Transcribe every line exactly. Leave the pictures behind.

[Data entries]
/---

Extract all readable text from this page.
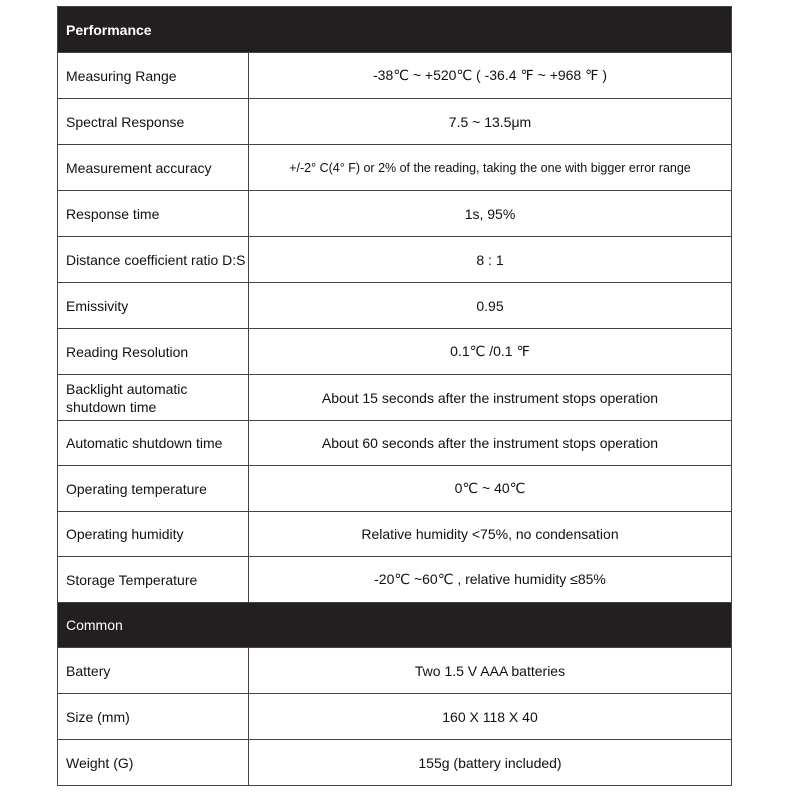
Performance	
Measuring Range	-38℃ ~ +520℃ ( -36.4 ℉ ~ +968 ℉ )
Spectral Response	7.5 ~ 13.5μm
Measurement accuracy	+/-2° C(4° F) or 2% of the reading, taking the one with bigger error range
Response time	1s, 95%
Distance coefficient ratio D:S	8 : 1
Emissivity	0.95
Reading Resolution	0.1℃ /0.1 ℉
Backlight automatic shutdown time	About 15 seconds after the instrument stops operation
Automatic shutdown time	About 60 seconds after the instrument stops operation
Operating temperature	0℃ ~ 40℃
Operating humidity	Relative humidity <75%, no condensation
Storage Temperature	-20℃ ~60℃ , relative humidity ≤85%
Common	
Battery	Two 1.5 V AAA batteries
Size (mm)	160 X 118 X 40
Weight (G)	155g (battery included)
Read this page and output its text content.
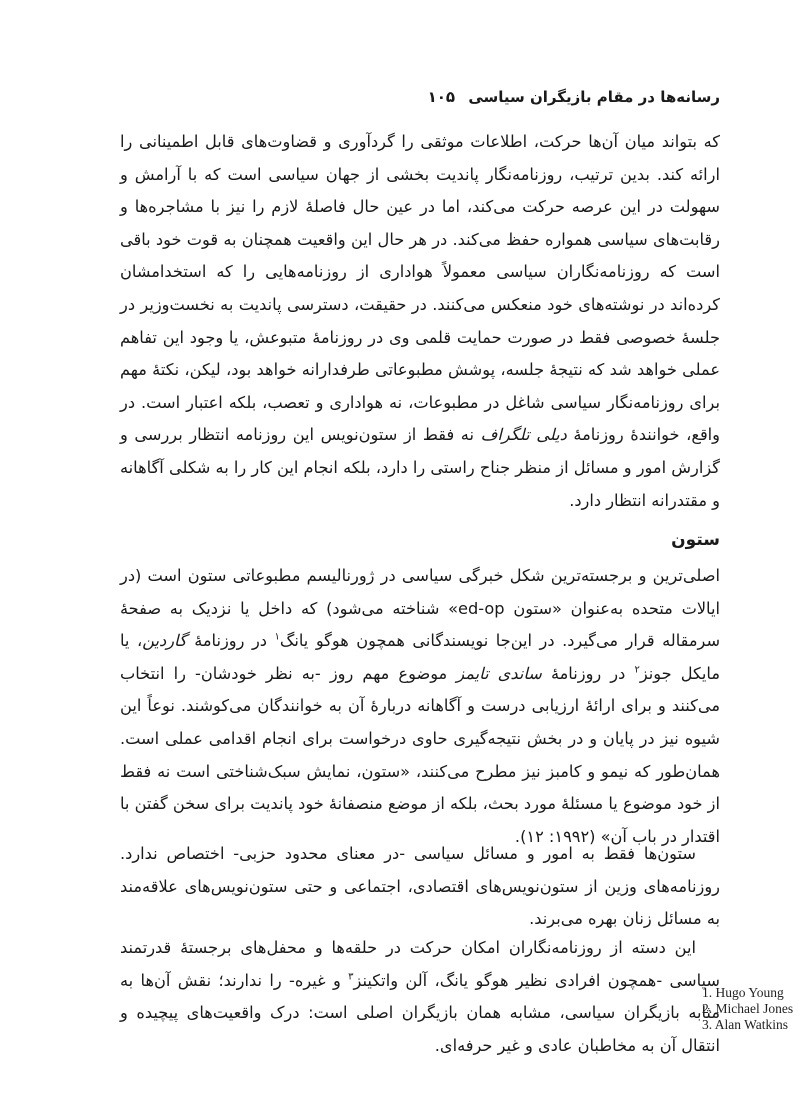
رسانه‌ها در مقام بازیگران سیاسی ۱۰۵

که بتواند میان آن‌ها حرکت، اطلاعات موثقی را گردآوری و قضاوت‌های قابل اطمینانی را ارائه کند. بدین ترتیب، روزنامه‌نگار پاندیت بخشی از جهان سیاسی است که با آرامش و سهولت در این عرصه حرکت می‌کند، اما در عین حال فاصلهٔ لازم را نیز با مشاجره‌ها و رقابت‌های سیاسی همواره حفظ می‌کند. در هر حال این واقعیت همچنان به قوت خود باقی است که روزنامه‌نگاران سیاسی معمولاً هواداری از روزنامه‌هایی را که استخدامشان کرده‌اند در نوشته‌های خود منعکس می‌کنند. در حقیقت، دسترسی پاندیت به نخست‌وزیر در جلسهٔ خصوصی فقط در صورت حمایت قلمی وی در روزنامهٔ متبوعش، یا وجود این تفاهم عملی خواهد شد که نتیجهٔ جلسه، پوشش مطبوعاتی طرفدارانه خواهد بود، لیکن، نکتهٔ مهم برای روزنامه‌نگار سیاسی شاغل در مطبوعات، نه هواداری و تعصب، بلکه اعتبار است. در واقع، خوانندهٔ روزنامهٔ دیلی تلگراف نه فقط از ستون‌نویس این روزنامه انتظار بررسی و گزارش امور و مسائل از منظر جناح راستی را دارد، بلکه انجام این کار را به شکلی آگاهانه و مقتدرانه انتظار دارد.

ستون

اصلی‌ترین و برجسته‌ترین شکل خبرگی سیاسی در ژورنالیسم مطبوعاتی ستون است (در ایالات متحده به‌عنوان «ستون ed-op» شناخته می‌شود) که داخل یا نزدیک به صفحهٔ سرمقاله قرار می‌گیرد. در این‌جا نویسندگانی همچون هوگو یانگ$^۱$ در روزنامهٔ گاردین، یا مایکل جونز$^۲$ در روزنامهٔ ساندی تایمز موضوع مهم روز -به نظر خودشان- را انتخاب می‌کنند و برای ارائهٔ ارزیابی درست و آگاهانه دربارهٔ آن به خوانندگان می‌کوشند. نوعاً این شیوه نیز در پایان و در بخش نتیجه‌گیری حاوی درخواست برای انجام اقدامی عملی است. همان‌طور که نیمو و کامبز نیز مطرح می‌کنند، «ستون، نمایش سبک‌شناختی است نه فقط از خود موضوع یا مسئلهٔ مورد بحث، بلکه از موضع منصفانهٔ خود پاندیت برای سخن گفتن با اقتدار در باب آن» (۱۹۹۲: ۱۲).

ستون‌ها فقط به امور و مسائل سیاسی -در معنای محدود حزبی- اختصاص ندارد. روزنامه‌های وزین از ستون‌نویس‌های اقتصادی، اجتماعی و حتی ستون‌نویس‌های علاقه‌مند به مسائل زنان بهره می‌برند.

این دسته از روزنامه‌نگاران امکان حرکت در حلقه‌ها و محفل‌های برجستهٔ قدرتمند سیاسی -همچون افرادی نظیر هوگو یانگ، آلن واتکینز$^۳$ و غیره- را ندارند؛ نقش آن‌ها به مثابه بازیگران سیاسی، مشابه همان بازیگران اصلی است: درک واقعیت‌های پیچیده و انتقال آن به مخاطبان عادی و غیر حرفه‌ای.

1. Hugo Young
2. Michael Jones
3. Alan Watkins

\---

» **Answer to this problem**:
Extract all readable text from this page.
Performance	
Measuring Range	-38℃ ~ +520℃ ( -36.4 ℉ ~ +968 ℉ )
Spectral Response	7.5 ~ 13.5μm
Measurement accuracy	+/-2° C(4° F) or 2% of the reading, taking the one with bigger error range
Response time	1s, 95%
Distance coefficient ratio D:S	8 : 1
Emissivity	0.95
Reading Resolution	0.1℃ /0.1 ℉
Backlight automatic shutdown time	About 15 seconds after the instrument stops operation
Automatic shutdown time	About 60 seconds after the instrument stops operation
Operating temperature	0℃ ~ 40℃
Operating humidity	Relative humidity <75%, no condensation
Storage Temperature	-20℃ ~60℃ , relative humidity ≤85%
Common	
Battery	Two 1.5 V AAA batteries
Size (mm)	160 X 118 X 40
Weight (G)	155g (battery included)
Read this page and output its text content.
رسانه‌ها در مقام بازیگران سیاسی ۱۰۵

که بتواند میان آن‌ها حرکت، اطلاعات موثقی را گردآوری و قضاوت‌های قابل اطمینانی را ارائه کند. بدین ترتیب، روزنامه‌نگار پاندیت بخشی از جهان سیاسی است که با آرامش و سهولت در این عرصه حرکت می‌کند، اما در عین حال فاصلهٔ لازم را نیز با مشاجره‌ها و رقابت‌های سیاسی همواره حفظ می‌کند. در هر حال این واقعیت همچنان به قوت خود باقی است که روزنامه‌نگاران سیاسی معمولاً هواداری از روزنامه‌هایی را که استخدامشان کرده‌اند در نوشته‌های خود منعکس می‌کنند. در حقیقت، دسترسی پاندیت به نخست‌وزیر در جلسهٔ خصوصی فقط در صورت حمایت قلمی وی در روزنامهٔ متبوعش، یا وجود این تفاهم عملی خواهد شد که نتیجهٔ جلسه، پوشش مطبوعاتی طرفدارانه خواهد بود، لیکن، نکتهٔ مهم برای روزنامه‌نگار سیاسی شاغل در مطبوعات، نه هواداری و تعصب، بلکه اعتبار است. در واقع، خوانندهٔ روزنامهٔ دیلی تلگراف نه فقط از ستون‌نویس این روزنامه انتظار بررسی و گزارش امور و مسائل از منظر جناح راستی را دارد، بلکه انجام این کار را به شکلی آگاهانه و مقتدرانه انتظار دارد.

ستون

اصلی‌ترین و برجسته‌ترین شکل خبرگی سیاسی در ژورنالیسم مطبوعاتی ستون است (در ایالات متحده به‌عنوان «ستون ed-op» شناخته می‌شود) که داخل یا نزدیک به صفحهٔ سرمقاله قرار می‌گیرد. در این‌جا نویسندگانی همچون هوگو یانگ$^۱$ در روزنامهٔ گاردین، یا مایکل جونز$^۲$ در روزنامهٔ ساندی تایمز موضوع مهم روز -به نظر خودشان- را انتخاب می‌کنند و برای ارائهٔ ارزیابی درست و آگاهانه دربارهٔ آن به خوانندگان می‌کوشند. نوعاً این شیوه نیز در پایان و در بخش نتیجه‌گیری حاوی درخواست برای انجام اقدامی عملی است. همان‌طور که نیمو و کامبز نیز مطرح می‌کنند، «ستون، نمایش سبک‌شناختی است نه فقط از خود موضوع یا مسئلهٔ مورد بحث، بلکه از موضع منصفانهٔ خود پاندیت برای سخن گفتن با اقتدار در باب آن» (۱۹۹۲: ۱۲).

ستون‌ها فقط به امور و مسائل سیاسی -در معنای محدود حزبی- اختصاص ندارد. روزنامه‌های وزین از ستون‌نویس‌های اقتصادی، اجتماعی و حتی ستون‌نویس‌های علاقه‌مند به مسائل زنان بهره می‌برند.

این دسته از روزنامه‌نگاران امکان حرکت در حلقه‌ها و محفل‌های برجستهٔ قدرتمند سیاسی -همچون افرادی نظیر هوگو یانگ، آلن واتکینز$^۳$ و غیره- را ندارند؛ نقش آن‌ها به مثابه بازیگران سیاسی، مشابه همان بازیگران اصلی است: درک واقعیت‌های پیچیده و انتقال آن به مخاطبان عادی و غیر حرفه‌ای.

1. Hugo Young
2. Michael Jones
3. Alan Watkins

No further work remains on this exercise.